| WHAT IS BEING ASKED |
Reproduce the entries below in full, word for word.
═══ RECORDS FOR THE TASK
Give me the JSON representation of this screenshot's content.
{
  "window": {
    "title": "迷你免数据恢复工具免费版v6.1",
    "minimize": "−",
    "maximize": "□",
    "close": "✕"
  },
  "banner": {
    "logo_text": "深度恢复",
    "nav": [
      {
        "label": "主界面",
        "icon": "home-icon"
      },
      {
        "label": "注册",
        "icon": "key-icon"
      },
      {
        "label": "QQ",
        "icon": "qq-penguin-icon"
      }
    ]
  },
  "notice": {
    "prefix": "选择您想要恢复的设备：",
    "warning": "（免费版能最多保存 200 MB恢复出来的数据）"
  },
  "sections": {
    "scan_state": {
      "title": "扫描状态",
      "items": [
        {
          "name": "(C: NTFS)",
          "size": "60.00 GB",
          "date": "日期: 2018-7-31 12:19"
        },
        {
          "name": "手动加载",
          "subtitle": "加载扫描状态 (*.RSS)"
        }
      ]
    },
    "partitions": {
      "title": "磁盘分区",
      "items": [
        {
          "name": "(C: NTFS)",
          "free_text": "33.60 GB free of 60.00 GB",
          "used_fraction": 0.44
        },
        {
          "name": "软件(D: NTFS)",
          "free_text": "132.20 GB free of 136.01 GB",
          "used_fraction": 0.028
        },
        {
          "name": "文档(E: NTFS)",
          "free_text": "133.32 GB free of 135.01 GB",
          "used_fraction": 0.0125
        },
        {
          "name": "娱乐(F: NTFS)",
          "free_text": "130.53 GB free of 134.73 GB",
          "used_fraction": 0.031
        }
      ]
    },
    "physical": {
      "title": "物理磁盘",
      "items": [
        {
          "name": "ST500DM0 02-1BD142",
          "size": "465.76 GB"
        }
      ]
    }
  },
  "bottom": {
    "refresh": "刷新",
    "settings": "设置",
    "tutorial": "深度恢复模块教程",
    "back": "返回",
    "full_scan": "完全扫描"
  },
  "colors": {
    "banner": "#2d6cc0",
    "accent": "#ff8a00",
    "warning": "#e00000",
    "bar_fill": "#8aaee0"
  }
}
══════
| RESPONSE TO THIS EXERCISE |
Give me the JSON representation of this screenshot's content.
{
  "window": {
    "title": "迷你免数据恢复工具免费版v6.1",
    "minimize": "−",
    "maximize": "□",
    "close": "✕"
  },
  "banner": {
    "logo_text": "深度恢复",
    "nav": [
      {
        "label": "主界面",
        "icon": "home-icon"
      },
      {
        "label": "注册",
        "icon": "key-icon"
      },
      {
        "label": "QQ",
        "icon": "qq-penguin-icon"
      }
    ]
  },
  "notice": {
    "prefix": "选择您想要恢复的设备：",
    "warning": "（免费版能最多保存 200 MB恢复出来的数据）"
  },
  "sections": {
    "scan_state": {
      "title": "扫描状态",
      "items": [
        {
          "name": "(C: NTFS)",
          "size": "60.00 GB",
          "date": "日期: 2018-7-31 12:19"
        },
        {
          "name": "手动加载",
          "subtitle": "加载扫描状态 (*.RSS)"
        }
      ]
    },
    "partitions": {
      "title": "磁盘分区",
      "items": [
        {
          "name": "(C: NTFS)",
          "free_text": "33.60 GB free of 60.00 GB",
          "used_fraction": 0.44
        },
        {
          "name": "软件(D: NTFS)",
          "free_text": "132.20 GB free of 136.01 GB",
          "used_fraction": 0.028
        },
        {
          "name": "文档(E: NTFS)",
          "free_text": "133.32 GB free of 135.01 GB",
          "used_fraction": 0.0125
        },
        {
          "name": "娱乐(F: NTFS)",
          "free_text": "130.53 GB free of 134.73 GB",
          "used_fraction": 0.031
        }
      ]
    },
    "physical": {
      "title": "物理磁盘",
      "items": [
        {
          "name": "ST500DM0 02-1BD142",
          "size": "465.76 GB"
        }
      ]
    }
  },
  "bottom": {
    "refresh": "刷新",
    "settings": "设置",
    "tutorial": "深度恢复模块教程",
    "back": "返回",
    "full_scan": "完全扫描"
  },
  "colors": {
    "banner": "#2d6cc0",
    "accent": "#ff8a00",
    "warning": "#e00000",
    "bar_fill": "#8aaee0"
  }
}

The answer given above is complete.